[Data listing]
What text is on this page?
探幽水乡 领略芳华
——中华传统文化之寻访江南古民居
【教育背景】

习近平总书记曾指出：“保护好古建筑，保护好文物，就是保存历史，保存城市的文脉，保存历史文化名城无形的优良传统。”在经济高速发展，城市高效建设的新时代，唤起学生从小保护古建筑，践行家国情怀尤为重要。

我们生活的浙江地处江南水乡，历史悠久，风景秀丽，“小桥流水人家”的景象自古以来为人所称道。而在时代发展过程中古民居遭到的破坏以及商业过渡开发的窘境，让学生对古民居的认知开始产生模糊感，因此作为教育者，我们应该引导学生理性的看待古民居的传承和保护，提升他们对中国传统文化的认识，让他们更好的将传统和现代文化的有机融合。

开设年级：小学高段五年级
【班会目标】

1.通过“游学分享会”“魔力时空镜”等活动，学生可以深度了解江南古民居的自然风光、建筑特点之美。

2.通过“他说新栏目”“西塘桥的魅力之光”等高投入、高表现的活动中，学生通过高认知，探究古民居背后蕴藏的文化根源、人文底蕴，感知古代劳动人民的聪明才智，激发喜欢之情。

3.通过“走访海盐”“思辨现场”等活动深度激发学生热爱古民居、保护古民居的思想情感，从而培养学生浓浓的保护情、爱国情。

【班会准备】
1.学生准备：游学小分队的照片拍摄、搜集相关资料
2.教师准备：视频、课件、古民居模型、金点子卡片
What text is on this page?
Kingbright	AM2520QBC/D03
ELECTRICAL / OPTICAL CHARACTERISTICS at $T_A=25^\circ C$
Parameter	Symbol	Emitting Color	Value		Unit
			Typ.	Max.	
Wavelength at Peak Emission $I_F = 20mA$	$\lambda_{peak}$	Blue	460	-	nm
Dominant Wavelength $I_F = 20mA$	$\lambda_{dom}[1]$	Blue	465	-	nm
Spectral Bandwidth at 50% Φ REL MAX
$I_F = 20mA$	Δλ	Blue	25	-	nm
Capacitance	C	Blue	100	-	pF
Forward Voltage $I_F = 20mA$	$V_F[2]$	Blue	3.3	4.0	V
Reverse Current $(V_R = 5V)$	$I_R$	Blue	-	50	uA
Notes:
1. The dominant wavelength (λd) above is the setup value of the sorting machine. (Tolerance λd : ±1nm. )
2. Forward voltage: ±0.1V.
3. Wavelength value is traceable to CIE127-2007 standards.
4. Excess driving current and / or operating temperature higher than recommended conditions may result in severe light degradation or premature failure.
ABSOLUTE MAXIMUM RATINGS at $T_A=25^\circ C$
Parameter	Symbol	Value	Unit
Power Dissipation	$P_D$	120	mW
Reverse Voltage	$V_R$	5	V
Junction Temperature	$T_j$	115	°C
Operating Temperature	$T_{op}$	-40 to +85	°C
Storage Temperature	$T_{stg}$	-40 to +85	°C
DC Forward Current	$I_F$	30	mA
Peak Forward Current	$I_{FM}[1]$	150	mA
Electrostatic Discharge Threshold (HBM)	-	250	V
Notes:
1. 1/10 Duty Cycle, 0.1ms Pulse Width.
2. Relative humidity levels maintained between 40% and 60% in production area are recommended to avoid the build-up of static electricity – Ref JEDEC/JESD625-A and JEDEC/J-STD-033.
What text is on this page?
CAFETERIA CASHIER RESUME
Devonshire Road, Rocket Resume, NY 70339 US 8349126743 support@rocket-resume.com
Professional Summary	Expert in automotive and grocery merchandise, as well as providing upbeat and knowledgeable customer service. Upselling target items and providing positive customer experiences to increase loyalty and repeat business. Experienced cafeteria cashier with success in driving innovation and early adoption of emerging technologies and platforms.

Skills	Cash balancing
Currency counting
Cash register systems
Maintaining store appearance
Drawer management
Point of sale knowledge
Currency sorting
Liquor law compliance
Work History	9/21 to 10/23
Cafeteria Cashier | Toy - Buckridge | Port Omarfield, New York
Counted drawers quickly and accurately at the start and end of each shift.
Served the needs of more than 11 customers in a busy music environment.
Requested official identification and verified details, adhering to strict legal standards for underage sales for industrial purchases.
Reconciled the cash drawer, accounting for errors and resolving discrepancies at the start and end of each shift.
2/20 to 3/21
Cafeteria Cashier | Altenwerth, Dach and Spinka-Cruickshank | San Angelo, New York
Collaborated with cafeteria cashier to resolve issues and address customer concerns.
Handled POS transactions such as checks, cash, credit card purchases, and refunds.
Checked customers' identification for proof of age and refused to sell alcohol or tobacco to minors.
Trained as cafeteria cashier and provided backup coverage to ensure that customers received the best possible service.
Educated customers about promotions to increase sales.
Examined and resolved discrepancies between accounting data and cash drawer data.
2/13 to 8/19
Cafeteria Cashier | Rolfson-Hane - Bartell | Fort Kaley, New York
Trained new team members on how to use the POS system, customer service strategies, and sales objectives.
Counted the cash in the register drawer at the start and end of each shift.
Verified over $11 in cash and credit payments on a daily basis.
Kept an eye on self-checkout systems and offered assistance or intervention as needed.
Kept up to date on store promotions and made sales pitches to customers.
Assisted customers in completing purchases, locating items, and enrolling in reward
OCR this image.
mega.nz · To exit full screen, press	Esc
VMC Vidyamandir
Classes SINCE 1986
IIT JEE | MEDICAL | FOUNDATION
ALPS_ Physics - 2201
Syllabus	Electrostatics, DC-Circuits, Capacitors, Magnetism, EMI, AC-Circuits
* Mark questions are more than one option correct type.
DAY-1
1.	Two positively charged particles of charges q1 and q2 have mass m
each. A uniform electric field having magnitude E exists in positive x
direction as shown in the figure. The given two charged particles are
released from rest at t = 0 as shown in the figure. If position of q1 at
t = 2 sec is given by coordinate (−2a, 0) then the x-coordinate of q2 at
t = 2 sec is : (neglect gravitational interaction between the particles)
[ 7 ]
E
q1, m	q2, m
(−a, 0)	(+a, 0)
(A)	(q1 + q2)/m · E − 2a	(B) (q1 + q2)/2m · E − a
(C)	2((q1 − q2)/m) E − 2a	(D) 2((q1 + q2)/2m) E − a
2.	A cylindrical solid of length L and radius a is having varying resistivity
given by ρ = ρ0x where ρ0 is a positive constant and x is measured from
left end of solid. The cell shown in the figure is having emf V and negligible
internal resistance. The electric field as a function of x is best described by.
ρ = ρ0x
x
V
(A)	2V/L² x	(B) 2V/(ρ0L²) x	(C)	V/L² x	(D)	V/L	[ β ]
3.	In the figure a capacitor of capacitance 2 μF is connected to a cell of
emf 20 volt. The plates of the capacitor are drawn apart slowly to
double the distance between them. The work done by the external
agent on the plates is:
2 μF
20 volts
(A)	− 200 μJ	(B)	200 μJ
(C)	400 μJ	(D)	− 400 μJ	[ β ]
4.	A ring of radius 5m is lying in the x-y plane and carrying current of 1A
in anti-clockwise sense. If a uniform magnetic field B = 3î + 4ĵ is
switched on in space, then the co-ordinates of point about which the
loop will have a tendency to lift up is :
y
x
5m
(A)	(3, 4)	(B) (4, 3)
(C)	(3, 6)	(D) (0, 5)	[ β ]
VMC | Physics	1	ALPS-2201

WHAT IS BEING ASKED:
Reproduce each line of the material above precisely.

SOLUTION TO THE EXERCISE:
What text is on this page?
探幽水乡 领略芳华
——中华传统文化之寻访江南古民居
【教育背景】

习近平总书记曾指出：“保护好古建筑，保护好文物，就是保存历史，保存城市的文脉，保存历史文化名城无形的优良传统。”在经济高速发展，城市高效建设的新时代，唤起学生从小保护古建筑，践行家国情怀尤为重要。

我们生活的浙江地处江南水乡，历史悠久，风景秀丽，“小桥流水人家”的景象自古以来为人所称道。而在时代发展过程中古民居遭到的破坏以及商业过渡开发的窘境，让学生对古民居的认知开始产生模糊感，因此作为教育者，我们应该引导学生理性的看待古民居的传承和保护，提升他们对中国传统文化的认识，让他们更好的将传统和现代文化的有机融合。

开设年级：小学高段五年级
【班会目标】

1.通过“游学分享会”“魔力时空镜”等活动，学生可以深度了解江南古民居的自然风光、建筑特点之美。

2.通过“他说新栏目”“西塘桥的魅力之光”等高投入、高表现的活动中，学生通过高认知，探究古民居背后蕴藏的文化根源、人文底蕴，感知古代劳动人民的聪明才智，激发喜欢之情。

3.通过“走访海盐”“思辨现场”等活动深度激发学生热爱古民居、保护古民居的思想情感，从而培养学生浓浓的保护情、爱国情。

【班会准备】
1.学生准备：游学小分队的照片拍摄、搜集相关资料
2.教师准备：视频、课件、古民居模型、金点子卡片
What text is on this page?
Kingbright	AM2520QBC/D03
ELECTRICAL / OPTICAL CHARACTERISTICS at $T_A=25^\circ C$
Parameter	Symbol	Emitting Color	Value		Unit
			Typ.	Max.	
Wavelength at Peak Emission $I_F = 20mA$	$\lambda_{peak}$	Blue	460	-	nm
Dominant Wavelength $I_F = 20mA$	$\lambda_{dom}[1]$	Blue	465	-	nm
Spectral Bandwidth at 50% Φ REL MAX
$I_F = 20mA$	Δλ	Blue	25	-	nm
Capacitance	C	Blue	100	-	pF
Forward Voltage $I_F = 20mA$	$V_F[2]$	Blue	3.3	4.0	V
Reverse Current $(V_R = 5V)$	$I_R$	Blue	-	50	uA
Notes:
1. The dominant wavelength (λd) above is the setup value of the sorting machine. (Tolerance λd : ±1nm. )
2. Forward voltage: ±0.1V.
3. Wavelength value is traceable to CIE127-2007 standards.
4. Excess driving current and / or operating temperature higher than recommended conditions may result in severe light degradation or premature failure.
ABSOLUTE MAXIMUM RATINGS at $T_A=25^\circ C$
Parameter	Symbol	Value	Unit
Power Dissipation	$P_D$	120	mW
Reverse Voltage	$V_R$	5	V
Junction Temperature	$T_j$	115	°C
Operating Temperature	$T_{op}$	-40 to +85	°C
Storage Temperature	$T_{stg}$	-40 to +85	°C
DC Forward Current	$I_F$	30	mA
Peak Forward Current	$I_{FM}[1]$	150	mA
Electrostatic Discharge Threshold (HBM)	-	250	V
Notes:
1. 1/10 Duty Cycle, 0.1ms Pulse Width.
2. Relative humidity levels maintained between 40% and 60% in production area are recommended to avoid the build-up of static electricity – Ref JEDEC/JESD625-A and JEDEC/J-STD-033.
What text is on this page?
CAFETERIA CASHIER RESUME
Devonshire Road, Rocket Resume, NY 70339 US 8349126743 support@rocket-resume.com
Professional Summary	Expert in automotive and grocery merchandise, as well as providing upbeat and knowledgeable customer service. Upselling target items and providing positive customer experiences to increase loyalty and repeat business. Experienced cafeteria cashier with success in driving innovation and early adoption of emerging technologies and platforms.

Skills	Cash balancing
Currency counting
Cash register systems
Maintaining store appearance
Drawer management
Point of sale knowledge
Currency sorting
Liquor law compliance
Work History	9/21 to 10/23
Cafeteria Cashier | Toy - Buckridge | Port Omarfield, New York
Counted drawers quickly and accurately at the start and end of each shift.
Served the needs of more than 11 customers in a busy music environment.
Requested official identification and verified details, adhering to strict legal standards for underage sales for industrial purchases.
Reconciled the cash drawer, accounting for errors and resolving discrepancies at the start and end of each shift.
2/20 to 3/21
Cafeteria Cashier | Altenwerth, Dach and Spinka-Cruickshank | San Angelo, New York
Collaborated with cafeteria cashier to resolve issues and address customer concerns.
Handled POS transactions such as checks, cash, credit card purchases, and refunds.
Checked customers' identification for proof of age and refused to sell alcohol or tobacco to minors.
Trained as cafeteria cashier and provided backup coverage to ensure that customers received the best possible service.
Educated customers about promotions to increase sales.
Examined and resolved discrepancies between accounting data and cash drawer data.
2/13 to 8/19
Cafeteria Cashier | Rolfson-Hane - Bartell | Fort Kaley, New York
Trained new team members on how to use the POS system, customer service strategies, and sales objectives.
Counted the cash in the register drawer at the start and end of each shift.
Verified over $11 in cash and credit payments on a daily basis.
Kept an eye on self-checkout systems and offered assistance or intervention as needed.
Kept up to date on store promotions and made sales pitches to customers.
Assisted customers in completing purchases, locating items, and enrolling in reward
OCR this image.
mega.nz · To exit full screen, press	Esc
VMC Vidyamandir
Classes SINCE 1986
IIT JEE | MEDICAL | FOUNDATION
ALPS_ Physics - 2201
Syllabus	Electrostatics, DC-Circuits, Capacitors, Magnetism, EMI, AC-Circuits
* Mark questions are more than one option correct type.
DAY-1
1.	Two positively charged particles of charges q1 and q2 have mass m
each. A uniform electric field having magnitude E exists in positive x
direction as shown in the figure. The given two charged particles are
released from rest at t = 0 as shown in the figure. If position of q1 at
t = 2 sec is given by coordinate (−2a, 0) then the x-coordinate of q2 at
t = 2 sec is : (neglect gravitational interaction between the particles)
[ 7 ]
E
q1, m	q2, m
(−a, 0)	(+a, 0)
(A)	(q1 + q2)/m · E − 2a	(B) (q1 + q2)/2m · E − a
(C)	2((q1 − q2)/m) E − 2a	(D) 2((q1 + q2)/2m) E − a
2.	A cylindrical solid of length L and radius a is having varying resistivity
given by ρ = ρ0x where ρ0 is a positive constant and x is measured from
left end of solid. The cell shown in the figure is having emf V and negligible
internal resistance. The electric field as a function of x is best described by.
ρ = ρ0x
x
V
(A)	2V/L² x	(B) 2V/(ρ0L²) x	(C)	V/L² x	(D)	V/L	[ β ]
3.	In the figure a capacitor of capacitance 2 μF is connected to a cell of
emf 20 volt. The plates of the capacitor are drawn apart slowly to
double the distance between them. The work done by the external
agent on the plates is:
2 μF
20 volts
(A)	− 200 μJ	(B)	200 μJ
(C)	400 μJ	(D)	− 400 μJ	[ β ]
4.	A ring of radius 5m is lying in the x-y plane and carrying current of 1A
in anti-clockwise sense. If a uniform magnetic field B = 3î + 4ĵ is
switched on in space, then the co-ordinates of point about which the
loop will have a tendency to lift up is :
y
x
5m
(A)	(3, 4)	(B) (4, 3)
(C)	(3, 6)	(D) (0, 5)	[ β ]
VMC | Physics	1	ALPS-2201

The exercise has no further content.